• Text section:

Wild Cat is the eighth studio album by Canadian hard rock band, Danko Jones. The album was released on 3 March 2017 through AFM Records.

Background 
On December 14, 2016, it was revealed that the title of the 8th Danko Jones album would be Wild Cat, and that it will be released on March 3, 2017. The band also announced a 17-date European tour to accompany the release of the album.

2017 saw four more tours: a spring Canadian tour, the usual summer festival tour, an autumn Canadian tour and a winter Nordic tour. On February 1, 2018, it was announced they'd be supporting Skindred on their April UK tour, alongside CKY. In May, they announced another European tour scheduled for November/December.

Critical reception 

Wild Cat was well-received by most contemporary music critics. On review aggregator website, Metacritic, which normalizes music ratings, Wildcat received an average score of 74 out of 100, indicating "generally favorable reviews based on four critics".

Track listing

Personnel 
The following individuals were credited with the production of the album.

• Records supplied:
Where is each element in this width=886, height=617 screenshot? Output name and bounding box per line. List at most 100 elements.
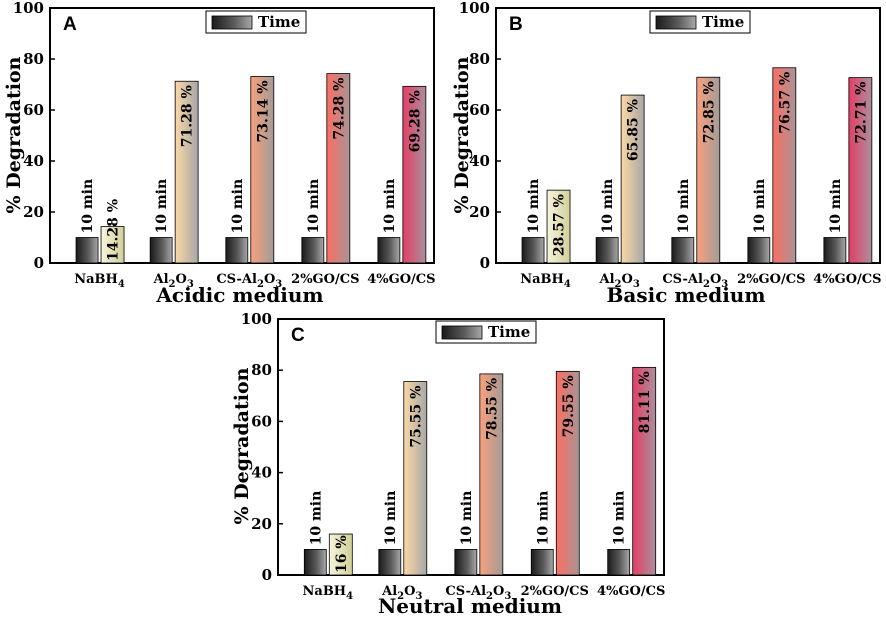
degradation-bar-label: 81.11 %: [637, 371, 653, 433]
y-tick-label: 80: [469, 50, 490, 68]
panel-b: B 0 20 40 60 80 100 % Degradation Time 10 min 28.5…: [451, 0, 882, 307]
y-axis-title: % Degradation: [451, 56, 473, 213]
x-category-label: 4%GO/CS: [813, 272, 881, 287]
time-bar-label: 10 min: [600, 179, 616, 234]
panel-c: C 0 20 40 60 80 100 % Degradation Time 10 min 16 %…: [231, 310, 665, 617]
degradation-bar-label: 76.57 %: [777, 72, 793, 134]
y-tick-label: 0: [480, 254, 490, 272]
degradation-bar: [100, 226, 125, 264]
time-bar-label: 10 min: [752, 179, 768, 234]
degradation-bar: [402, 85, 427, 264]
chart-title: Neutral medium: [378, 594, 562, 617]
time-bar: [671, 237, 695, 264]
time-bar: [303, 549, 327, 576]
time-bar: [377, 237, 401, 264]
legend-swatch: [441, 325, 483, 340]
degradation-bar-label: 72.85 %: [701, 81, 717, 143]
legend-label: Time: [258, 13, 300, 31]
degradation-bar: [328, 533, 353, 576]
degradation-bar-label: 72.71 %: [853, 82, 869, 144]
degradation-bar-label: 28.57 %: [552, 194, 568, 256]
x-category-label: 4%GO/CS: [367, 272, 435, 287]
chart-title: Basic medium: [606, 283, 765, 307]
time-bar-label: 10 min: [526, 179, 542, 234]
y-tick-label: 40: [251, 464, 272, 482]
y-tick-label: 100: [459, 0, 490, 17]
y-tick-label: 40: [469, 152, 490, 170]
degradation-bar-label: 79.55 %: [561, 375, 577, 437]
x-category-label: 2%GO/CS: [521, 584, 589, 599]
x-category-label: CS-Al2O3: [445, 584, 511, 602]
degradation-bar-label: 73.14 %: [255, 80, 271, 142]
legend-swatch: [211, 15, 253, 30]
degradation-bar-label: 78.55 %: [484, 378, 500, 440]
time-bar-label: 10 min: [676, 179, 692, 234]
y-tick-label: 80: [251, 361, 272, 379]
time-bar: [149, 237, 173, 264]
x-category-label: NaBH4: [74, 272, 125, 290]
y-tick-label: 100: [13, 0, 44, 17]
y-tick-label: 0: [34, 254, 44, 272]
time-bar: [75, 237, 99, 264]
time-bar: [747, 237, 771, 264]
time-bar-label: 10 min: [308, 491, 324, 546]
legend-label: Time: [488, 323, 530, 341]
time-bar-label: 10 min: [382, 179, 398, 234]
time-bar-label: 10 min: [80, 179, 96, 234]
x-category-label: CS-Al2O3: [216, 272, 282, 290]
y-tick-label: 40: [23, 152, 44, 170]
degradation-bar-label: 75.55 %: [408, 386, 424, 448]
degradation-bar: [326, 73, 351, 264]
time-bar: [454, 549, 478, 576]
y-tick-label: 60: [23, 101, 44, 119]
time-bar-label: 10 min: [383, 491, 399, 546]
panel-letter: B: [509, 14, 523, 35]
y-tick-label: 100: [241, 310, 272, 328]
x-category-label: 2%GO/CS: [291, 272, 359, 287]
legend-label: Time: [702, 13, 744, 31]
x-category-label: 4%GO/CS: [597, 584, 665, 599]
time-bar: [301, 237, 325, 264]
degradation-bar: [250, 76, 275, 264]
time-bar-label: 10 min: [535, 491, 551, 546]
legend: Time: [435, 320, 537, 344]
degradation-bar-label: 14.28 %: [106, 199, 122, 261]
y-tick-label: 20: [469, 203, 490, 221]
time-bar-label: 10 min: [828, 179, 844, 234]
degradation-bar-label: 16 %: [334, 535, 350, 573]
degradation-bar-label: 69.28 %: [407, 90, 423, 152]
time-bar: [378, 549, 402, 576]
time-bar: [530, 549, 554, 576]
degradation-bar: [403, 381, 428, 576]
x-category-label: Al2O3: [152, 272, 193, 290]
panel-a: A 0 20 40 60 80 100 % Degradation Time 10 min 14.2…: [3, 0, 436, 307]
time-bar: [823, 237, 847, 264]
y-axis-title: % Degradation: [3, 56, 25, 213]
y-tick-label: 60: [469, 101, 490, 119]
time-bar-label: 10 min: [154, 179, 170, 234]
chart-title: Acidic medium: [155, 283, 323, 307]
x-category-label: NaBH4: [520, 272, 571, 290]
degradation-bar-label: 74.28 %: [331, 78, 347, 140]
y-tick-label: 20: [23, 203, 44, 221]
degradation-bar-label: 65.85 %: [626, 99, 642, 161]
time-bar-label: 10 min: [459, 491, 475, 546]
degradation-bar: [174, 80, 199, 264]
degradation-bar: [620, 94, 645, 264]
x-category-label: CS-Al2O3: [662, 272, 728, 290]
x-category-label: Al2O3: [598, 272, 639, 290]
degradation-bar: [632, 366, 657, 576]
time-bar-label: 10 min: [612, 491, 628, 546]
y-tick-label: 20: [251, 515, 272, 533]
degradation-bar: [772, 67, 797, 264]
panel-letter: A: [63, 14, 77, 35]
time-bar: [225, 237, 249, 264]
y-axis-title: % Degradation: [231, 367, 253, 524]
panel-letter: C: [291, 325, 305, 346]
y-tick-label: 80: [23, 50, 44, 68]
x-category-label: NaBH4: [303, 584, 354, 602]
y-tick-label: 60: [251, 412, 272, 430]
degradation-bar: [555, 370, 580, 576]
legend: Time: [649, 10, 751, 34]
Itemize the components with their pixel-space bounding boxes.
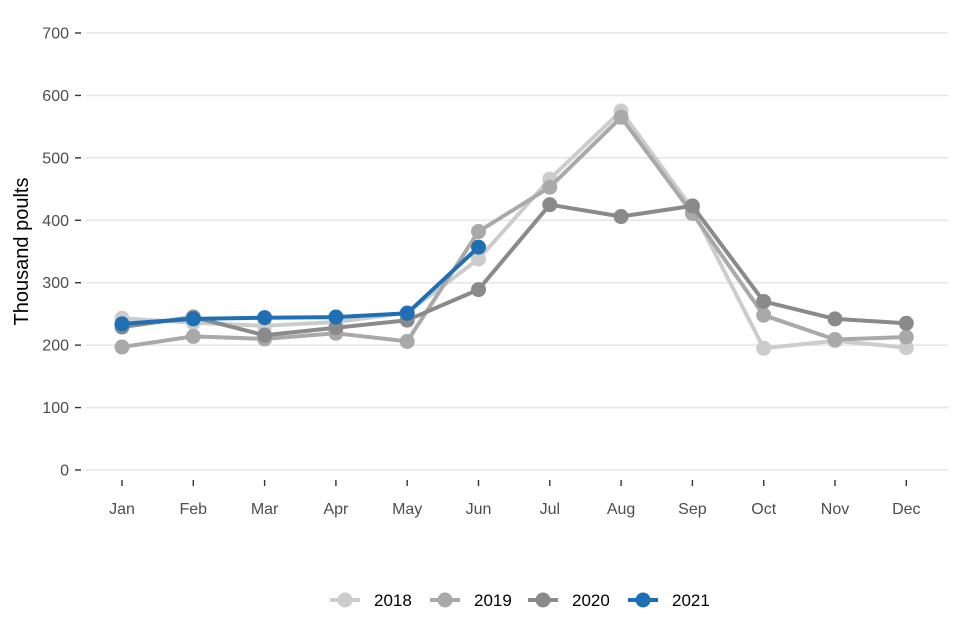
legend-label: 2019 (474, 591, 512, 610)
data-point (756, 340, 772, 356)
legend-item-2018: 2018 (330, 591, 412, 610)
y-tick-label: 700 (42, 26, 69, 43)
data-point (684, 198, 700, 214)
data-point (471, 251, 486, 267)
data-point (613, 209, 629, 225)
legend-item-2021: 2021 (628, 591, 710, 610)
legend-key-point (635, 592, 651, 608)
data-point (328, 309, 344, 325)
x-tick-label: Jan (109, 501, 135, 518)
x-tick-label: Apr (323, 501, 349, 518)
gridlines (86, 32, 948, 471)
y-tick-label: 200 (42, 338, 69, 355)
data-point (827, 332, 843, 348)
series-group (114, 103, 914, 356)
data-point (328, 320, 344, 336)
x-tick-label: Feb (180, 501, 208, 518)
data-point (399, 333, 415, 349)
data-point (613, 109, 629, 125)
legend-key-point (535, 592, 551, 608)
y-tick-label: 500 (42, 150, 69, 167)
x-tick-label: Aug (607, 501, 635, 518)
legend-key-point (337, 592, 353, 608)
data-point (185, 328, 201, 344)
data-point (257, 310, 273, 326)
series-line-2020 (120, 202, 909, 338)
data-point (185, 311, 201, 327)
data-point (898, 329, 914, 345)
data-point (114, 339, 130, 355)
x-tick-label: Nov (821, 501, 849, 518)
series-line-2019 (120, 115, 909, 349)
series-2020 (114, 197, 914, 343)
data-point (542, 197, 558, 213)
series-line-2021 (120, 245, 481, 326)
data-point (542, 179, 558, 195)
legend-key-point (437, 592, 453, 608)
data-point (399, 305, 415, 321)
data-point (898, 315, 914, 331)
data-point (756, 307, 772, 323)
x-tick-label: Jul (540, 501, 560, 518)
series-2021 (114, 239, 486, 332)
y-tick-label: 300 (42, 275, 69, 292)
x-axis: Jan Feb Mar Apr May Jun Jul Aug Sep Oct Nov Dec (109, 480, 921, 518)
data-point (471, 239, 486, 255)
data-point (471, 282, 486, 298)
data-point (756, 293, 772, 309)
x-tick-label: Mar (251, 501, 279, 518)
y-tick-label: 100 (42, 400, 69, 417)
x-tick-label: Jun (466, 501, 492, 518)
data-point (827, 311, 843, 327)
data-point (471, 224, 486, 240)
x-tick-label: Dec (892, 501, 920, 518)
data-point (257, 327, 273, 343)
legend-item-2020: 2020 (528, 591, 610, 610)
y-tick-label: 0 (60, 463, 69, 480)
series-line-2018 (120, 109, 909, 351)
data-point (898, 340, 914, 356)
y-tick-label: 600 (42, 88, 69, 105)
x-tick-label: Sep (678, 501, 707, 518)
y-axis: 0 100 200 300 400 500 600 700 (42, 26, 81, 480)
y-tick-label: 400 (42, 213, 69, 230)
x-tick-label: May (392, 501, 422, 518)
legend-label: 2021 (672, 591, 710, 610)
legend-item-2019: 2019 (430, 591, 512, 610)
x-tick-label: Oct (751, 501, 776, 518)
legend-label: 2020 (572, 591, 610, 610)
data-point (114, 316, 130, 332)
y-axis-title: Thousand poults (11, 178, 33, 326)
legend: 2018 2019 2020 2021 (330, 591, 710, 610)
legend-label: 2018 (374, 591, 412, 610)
...
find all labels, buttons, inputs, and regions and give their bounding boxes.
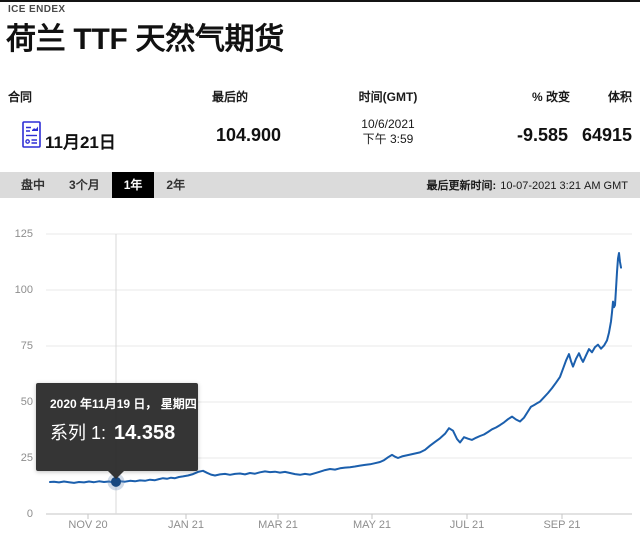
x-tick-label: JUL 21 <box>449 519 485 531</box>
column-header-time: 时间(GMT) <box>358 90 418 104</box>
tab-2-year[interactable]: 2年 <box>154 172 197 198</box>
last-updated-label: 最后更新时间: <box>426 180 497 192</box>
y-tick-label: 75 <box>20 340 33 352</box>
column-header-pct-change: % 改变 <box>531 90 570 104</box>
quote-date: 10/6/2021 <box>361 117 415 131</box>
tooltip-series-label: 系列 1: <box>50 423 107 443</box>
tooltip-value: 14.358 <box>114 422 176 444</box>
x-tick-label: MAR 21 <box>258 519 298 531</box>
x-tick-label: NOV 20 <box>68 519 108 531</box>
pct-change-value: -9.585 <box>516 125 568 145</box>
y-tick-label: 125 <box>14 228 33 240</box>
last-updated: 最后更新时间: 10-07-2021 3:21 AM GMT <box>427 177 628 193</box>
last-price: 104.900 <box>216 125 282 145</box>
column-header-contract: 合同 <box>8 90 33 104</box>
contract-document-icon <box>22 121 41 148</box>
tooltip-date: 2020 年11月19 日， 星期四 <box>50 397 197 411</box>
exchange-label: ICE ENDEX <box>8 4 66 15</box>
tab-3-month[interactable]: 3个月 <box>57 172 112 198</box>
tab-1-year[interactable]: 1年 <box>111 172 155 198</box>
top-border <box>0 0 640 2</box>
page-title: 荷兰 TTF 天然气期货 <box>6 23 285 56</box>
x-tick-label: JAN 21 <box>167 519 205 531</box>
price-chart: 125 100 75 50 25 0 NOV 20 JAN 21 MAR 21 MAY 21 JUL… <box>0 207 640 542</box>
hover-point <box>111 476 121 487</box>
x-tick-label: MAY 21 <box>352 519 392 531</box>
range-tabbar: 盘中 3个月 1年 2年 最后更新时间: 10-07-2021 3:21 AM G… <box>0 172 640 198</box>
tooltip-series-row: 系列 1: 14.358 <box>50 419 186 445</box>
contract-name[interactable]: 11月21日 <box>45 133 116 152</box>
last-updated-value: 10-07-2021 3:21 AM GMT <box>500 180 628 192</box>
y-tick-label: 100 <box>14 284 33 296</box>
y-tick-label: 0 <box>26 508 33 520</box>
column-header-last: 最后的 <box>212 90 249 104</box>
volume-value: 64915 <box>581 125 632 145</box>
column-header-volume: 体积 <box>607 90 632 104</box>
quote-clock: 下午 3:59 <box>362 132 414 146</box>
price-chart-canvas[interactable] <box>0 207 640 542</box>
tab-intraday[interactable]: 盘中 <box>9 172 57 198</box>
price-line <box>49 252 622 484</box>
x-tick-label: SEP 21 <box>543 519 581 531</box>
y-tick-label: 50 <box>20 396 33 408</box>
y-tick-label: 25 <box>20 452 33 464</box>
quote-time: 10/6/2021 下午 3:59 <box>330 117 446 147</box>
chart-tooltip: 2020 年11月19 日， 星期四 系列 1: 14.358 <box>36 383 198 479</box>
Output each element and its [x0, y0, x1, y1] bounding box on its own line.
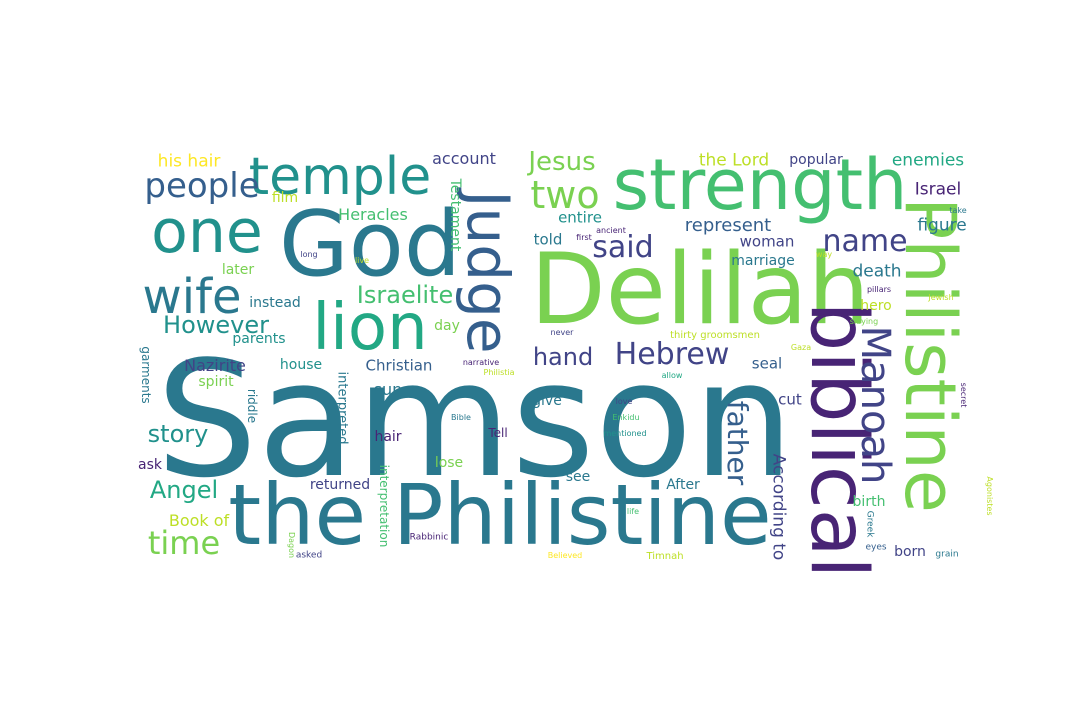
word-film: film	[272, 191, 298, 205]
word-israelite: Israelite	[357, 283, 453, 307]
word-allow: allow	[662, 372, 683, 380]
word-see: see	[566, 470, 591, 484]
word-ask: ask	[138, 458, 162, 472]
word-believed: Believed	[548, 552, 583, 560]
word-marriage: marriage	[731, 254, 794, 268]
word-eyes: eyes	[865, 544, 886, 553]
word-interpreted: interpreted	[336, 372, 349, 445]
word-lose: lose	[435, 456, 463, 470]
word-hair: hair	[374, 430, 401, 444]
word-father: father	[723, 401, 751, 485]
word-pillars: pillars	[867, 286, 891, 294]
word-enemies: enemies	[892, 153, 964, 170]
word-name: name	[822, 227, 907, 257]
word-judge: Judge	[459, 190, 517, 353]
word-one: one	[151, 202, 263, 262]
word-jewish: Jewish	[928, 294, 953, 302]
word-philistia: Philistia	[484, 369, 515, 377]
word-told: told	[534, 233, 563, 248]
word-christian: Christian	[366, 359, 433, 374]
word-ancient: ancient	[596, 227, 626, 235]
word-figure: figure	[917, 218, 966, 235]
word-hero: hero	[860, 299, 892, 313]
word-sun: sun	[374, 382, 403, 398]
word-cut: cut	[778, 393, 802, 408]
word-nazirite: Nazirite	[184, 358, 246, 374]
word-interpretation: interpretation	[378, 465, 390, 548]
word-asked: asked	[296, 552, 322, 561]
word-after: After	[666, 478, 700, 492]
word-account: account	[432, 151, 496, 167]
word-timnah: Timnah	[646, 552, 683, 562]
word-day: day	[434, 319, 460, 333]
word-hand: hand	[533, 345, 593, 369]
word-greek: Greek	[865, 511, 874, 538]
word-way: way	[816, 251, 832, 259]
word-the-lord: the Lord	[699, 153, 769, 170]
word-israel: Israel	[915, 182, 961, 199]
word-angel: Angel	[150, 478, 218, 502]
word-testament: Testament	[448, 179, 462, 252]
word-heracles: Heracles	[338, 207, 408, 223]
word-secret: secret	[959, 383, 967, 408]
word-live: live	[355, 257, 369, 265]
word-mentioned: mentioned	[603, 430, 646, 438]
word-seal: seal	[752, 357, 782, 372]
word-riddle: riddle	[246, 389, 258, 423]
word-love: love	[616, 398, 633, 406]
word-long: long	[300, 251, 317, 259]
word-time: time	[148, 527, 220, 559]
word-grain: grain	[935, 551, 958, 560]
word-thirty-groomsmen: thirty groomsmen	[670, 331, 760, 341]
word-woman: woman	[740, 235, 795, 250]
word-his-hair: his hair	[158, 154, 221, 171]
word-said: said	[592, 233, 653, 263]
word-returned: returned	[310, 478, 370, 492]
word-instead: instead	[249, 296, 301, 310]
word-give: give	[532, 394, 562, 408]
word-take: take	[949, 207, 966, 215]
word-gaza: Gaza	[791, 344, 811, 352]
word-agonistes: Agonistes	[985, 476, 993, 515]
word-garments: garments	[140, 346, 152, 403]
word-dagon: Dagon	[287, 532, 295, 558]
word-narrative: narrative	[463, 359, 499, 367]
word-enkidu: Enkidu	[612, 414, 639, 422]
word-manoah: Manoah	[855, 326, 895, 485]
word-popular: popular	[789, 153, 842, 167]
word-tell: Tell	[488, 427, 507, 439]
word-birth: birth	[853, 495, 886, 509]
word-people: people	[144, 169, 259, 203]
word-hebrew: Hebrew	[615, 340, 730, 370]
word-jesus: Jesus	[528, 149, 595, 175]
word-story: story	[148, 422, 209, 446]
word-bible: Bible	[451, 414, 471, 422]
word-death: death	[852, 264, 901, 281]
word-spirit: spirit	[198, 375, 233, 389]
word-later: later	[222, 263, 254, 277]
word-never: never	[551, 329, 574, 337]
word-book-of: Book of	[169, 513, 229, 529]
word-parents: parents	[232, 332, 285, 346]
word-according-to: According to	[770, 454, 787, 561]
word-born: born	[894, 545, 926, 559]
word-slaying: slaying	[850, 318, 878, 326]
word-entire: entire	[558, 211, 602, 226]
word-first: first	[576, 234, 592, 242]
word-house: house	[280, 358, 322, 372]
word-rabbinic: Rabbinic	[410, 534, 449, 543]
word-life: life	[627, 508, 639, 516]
==
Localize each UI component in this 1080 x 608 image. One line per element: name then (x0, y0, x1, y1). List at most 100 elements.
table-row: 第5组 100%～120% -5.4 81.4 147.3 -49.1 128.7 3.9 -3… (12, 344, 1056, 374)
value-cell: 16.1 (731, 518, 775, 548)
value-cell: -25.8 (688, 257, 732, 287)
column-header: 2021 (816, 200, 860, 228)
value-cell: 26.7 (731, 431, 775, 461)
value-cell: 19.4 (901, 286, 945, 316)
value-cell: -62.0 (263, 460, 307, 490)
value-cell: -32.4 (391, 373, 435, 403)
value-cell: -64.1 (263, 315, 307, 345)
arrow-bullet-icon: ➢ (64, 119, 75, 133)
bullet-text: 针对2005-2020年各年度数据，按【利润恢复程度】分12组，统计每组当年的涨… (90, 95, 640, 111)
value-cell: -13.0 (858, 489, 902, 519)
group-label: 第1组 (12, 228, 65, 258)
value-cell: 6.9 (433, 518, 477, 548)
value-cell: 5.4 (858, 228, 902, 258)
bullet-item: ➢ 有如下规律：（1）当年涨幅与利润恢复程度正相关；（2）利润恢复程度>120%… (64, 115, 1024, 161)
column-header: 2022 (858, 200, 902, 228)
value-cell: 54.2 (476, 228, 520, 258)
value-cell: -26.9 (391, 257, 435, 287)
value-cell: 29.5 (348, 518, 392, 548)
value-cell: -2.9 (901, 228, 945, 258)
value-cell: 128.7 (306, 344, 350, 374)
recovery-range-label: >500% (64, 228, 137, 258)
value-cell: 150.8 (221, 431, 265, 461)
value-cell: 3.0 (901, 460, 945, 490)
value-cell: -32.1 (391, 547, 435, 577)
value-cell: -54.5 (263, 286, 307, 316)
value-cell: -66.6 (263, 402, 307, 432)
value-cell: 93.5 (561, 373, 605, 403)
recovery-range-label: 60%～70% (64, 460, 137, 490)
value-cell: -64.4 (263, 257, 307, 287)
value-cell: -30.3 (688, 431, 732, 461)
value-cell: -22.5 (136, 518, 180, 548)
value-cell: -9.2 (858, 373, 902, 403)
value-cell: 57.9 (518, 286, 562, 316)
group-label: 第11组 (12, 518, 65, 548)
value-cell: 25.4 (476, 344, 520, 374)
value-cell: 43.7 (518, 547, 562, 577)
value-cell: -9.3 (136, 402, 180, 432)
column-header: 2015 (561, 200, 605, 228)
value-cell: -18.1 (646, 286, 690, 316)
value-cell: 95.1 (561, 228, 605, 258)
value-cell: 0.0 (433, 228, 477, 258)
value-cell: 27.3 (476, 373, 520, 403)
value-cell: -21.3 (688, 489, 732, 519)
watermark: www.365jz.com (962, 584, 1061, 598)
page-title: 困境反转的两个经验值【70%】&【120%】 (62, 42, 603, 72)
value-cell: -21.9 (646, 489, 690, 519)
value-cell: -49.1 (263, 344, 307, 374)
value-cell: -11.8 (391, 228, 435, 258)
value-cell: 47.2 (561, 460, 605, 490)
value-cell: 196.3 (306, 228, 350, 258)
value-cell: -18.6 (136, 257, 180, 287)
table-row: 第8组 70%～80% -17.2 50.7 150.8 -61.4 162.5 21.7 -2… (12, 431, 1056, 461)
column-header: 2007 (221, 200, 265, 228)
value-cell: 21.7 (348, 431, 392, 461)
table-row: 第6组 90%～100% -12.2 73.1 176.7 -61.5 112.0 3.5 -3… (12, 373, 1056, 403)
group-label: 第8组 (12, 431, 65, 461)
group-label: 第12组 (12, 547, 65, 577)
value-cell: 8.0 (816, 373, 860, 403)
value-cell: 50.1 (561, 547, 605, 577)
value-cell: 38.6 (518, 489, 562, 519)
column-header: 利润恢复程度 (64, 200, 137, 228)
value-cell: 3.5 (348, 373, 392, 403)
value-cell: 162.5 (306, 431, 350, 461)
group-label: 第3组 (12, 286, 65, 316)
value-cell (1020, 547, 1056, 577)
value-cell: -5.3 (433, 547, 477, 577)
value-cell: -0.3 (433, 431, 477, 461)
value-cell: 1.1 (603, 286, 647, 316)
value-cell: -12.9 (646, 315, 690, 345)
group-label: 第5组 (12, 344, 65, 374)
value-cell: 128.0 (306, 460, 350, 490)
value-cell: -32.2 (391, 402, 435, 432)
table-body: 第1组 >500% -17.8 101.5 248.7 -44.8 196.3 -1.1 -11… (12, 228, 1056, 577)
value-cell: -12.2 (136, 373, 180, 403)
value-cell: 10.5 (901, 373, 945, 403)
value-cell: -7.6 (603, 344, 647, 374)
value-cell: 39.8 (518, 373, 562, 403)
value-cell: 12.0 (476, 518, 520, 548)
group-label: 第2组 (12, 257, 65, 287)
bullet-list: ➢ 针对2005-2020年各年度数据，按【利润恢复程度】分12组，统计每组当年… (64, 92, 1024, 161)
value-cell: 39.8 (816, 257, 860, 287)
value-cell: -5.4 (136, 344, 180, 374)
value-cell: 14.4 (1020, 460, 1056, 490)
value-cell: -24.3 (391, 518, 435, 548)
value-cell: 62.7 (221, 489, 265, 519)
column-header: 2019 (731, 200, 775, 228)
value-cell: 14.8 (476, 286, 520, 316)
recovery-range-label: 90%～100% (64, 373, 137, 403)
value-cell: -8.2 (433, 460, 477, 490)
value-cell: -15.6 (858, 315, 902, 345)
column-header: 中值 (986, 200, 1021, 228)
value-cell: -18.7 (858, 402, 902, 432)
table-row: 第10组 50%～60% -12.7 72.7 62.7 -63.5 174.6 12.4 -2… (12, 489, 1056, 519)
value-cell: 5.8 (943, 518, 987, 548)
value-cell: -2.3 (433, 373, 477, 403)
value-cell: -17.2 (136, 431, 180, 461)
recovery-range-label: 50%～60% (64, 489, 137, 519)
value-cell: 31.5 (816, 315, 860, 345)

• Exercise: Translate this sentence from the text about the album Wild Cat into Spanish: "The album was released on 3 March 2017 through AFM Records."

• Written response: El álbum se publicó el 3 de marzo de 2017 a través de AFM Records.